Pull every line containing "Івана" out of the material below.

╭──

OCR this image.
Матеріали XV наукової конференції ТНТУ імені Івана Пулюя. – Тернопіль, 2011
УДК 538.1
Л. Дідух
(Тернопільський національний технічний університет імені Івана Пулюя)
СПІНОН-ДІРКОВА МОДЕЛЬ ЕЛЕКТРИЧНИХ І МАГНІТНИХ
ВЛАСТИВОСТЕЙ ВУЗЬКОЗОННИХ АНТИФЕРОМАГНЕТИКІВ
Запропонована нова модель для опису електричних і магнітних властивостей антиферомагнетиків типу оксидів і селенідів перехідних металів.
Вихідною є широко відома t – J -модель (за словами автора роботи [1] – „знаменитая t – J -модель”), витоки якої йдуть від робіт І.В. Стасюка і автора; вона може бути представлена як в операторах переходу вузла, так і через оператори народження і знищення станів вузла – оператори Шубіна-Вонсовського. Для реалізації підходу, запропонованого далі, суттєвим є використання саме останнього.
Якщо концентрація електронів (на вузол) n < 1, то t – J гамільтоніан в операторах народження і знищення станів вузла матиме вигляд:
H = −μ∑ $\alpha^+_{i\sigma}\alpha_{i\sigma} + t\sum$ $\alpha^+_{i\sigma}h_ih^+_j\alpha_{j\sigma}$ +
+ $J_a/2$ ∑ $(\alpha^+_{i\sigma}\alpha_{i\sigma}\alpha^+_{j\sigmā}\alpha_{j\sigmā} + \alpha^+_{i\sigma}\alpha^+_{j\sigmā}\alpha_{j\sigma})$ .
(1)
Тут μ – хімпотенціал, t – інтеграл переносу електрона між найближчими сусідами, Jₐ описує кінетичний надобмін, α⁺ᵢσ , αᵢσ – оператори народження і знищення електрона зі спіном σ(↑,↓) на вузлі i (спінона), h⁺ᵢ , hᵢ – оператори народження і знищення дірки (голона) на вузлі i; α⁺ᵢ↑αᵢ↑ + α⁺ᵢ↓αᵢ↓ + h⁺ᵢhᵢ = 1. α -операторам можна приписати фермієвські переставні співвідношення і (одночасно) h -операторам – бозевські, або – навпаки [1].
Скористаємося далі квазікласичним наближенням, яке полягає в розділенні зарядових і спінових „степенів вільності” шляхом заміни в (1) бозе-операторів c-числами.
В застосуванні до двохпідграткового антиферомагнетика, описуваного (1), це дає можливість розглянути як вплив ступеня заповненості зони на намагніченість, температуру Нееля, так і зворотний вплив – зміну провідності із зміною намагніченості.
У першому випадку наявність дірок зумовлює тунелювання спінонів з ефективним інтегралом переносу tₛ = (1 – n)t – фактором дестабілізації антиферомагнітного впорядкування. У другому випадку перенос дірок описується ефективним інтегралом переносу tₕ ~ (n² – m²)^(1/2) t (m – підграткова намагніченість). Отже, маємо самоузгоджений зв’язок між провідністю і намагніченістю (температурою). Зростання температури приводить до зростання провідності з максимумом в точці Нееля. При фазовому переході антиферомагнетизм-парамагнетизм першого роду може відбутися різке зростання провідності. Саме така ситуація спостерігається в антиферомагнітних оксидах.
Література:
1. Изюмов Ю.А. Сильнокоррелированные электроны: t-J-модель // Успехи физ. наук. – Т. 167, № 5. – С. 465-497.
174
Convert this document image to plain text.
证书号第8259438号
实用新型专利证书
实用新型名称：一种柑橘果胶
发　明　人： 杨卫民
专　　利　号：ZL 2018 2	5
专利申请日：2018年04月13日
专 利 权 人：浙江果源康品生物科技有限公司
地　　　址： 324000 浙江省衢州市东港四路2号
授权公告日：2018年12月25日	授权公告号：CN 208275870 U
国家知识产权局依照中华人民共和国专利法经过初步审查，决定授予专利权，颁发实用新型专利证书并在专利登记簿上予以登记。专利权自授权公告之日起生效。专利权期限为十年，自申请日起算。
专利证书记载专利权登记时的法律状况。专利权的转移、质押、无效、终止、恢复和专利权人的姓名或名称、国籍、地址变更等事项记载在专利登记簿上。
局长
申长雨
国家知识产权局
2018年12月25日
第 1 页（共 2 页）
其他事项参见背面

╰──
╭──

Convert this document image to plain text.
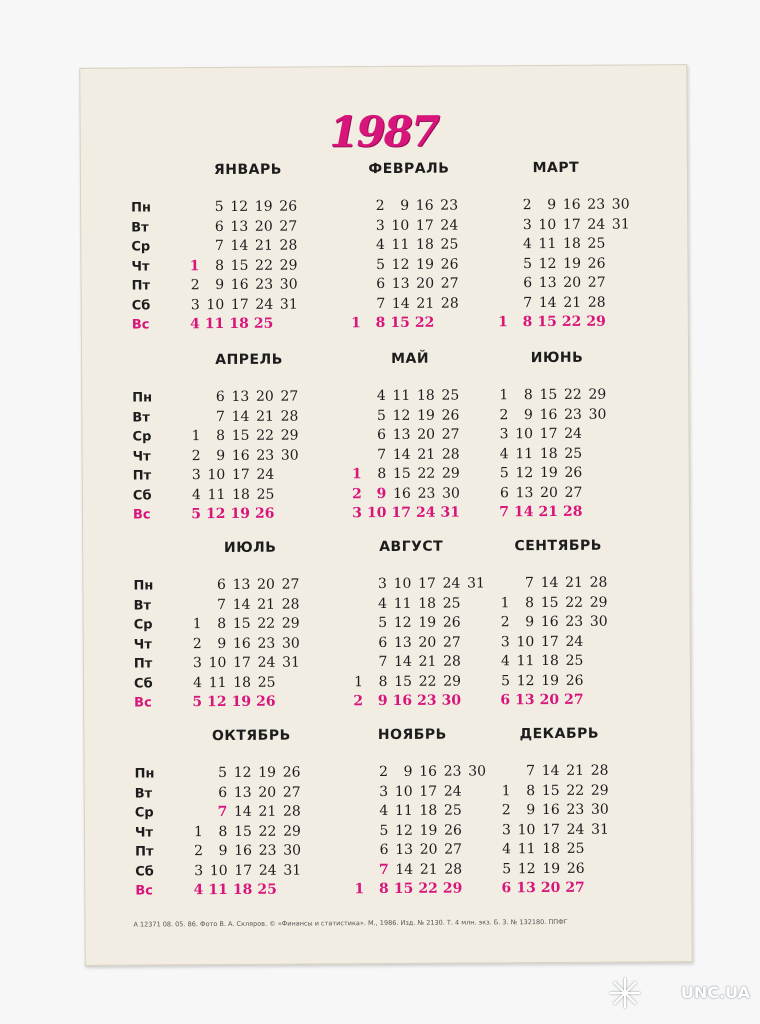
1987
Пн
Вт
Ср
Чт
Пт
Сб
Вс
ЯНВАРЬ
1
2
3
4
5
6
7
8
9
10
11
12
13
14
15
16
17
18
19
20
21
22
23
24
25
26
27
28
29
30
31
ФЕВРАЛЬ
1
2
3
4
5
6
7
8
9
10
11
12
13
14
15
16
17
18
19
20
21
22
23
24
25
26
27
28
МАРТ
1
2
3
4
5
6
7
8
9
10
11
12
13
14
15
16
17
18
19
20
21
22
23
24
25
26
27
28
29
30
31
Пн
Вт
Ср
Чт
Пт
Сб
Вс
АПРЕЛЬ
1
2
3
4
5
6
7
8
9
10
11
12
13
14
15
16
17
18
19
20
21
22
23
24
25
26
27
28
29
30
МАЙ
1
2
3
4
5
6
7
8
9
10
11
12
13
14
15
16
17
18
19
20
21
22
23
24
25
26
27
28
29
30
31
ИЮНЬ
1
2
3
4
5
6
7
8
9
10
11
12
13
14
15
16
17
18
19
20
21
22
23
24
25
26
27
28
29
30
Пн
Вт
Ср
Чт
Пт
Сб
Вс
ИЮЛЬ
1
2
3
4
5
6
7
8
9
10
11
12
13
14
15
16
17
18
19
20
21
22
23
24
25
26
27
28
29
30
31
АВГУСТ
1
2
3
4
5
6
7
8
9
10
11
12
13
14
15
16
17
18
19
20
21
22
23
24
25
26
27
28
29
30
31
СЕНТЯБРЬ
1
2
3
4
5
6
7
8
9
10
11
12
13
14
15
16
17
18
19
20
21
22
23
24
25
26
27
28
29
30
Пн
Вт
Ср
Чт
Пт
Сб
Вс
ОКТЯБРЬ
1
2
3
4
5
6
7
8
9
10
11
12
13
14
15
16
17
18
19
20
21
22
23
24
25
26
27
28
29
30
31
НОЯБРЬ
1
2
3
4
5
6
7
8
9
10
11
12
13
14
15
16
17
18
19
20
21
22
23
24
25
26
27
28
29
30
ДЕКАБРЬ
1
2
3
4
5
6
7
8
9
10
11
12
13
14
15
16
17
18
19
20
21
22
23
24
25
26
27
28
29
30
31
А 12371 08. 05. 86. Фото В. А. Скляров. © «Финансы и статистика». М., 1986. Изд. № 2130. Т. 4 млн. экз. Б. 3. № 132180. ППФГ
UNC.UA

╰──
╭──

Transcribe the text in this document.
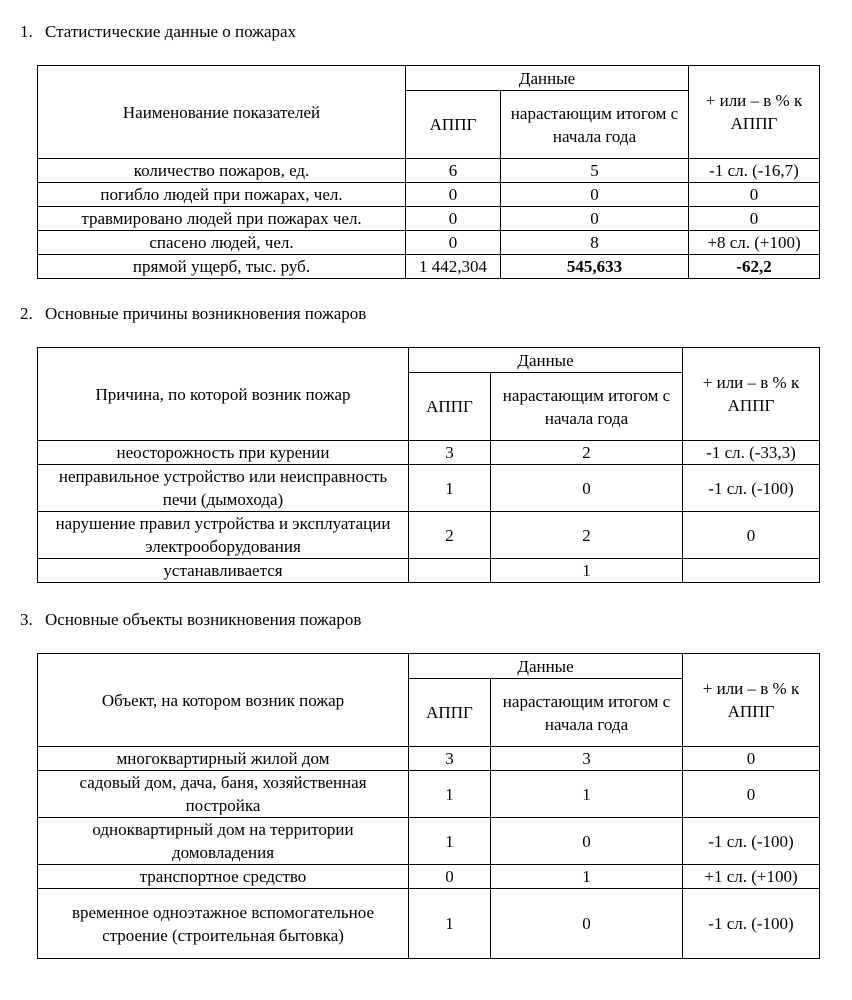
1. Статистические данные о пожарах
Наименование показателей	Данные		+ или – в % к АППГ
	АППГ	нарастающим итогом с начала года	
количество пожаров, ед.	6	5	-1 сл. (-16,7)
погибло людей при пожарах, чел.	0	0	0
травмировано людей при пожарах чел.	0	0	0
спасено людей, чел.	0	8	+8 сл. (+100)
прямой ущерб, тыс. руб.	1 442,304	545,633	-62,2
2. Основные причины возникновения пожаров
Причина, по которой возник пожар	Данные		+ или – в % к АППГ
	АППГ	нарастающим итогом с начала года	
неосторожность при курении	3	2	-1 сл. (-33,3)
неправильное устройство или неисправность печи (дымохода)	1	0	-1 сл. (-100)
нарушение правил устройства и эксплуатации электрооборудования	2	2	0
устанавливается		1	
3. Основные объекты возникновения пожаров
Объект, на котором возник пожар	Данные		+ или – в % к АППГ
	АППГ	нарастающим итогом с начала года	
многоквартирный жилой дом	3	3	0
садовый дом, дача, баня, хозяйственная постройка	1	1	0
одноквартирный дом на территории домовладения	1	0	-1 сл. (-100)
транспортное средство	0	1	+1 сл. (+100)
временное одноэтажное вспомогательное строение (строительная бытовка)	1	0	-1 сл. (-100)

╰──

▶ [RESPONSE TO THE TASK]
Матеріали XV наукової конференції ТНТУ імені Івана Пулюя. – Тернопіль, 2011
(Тернопільський національний технічний університет імені Івана Пулюя)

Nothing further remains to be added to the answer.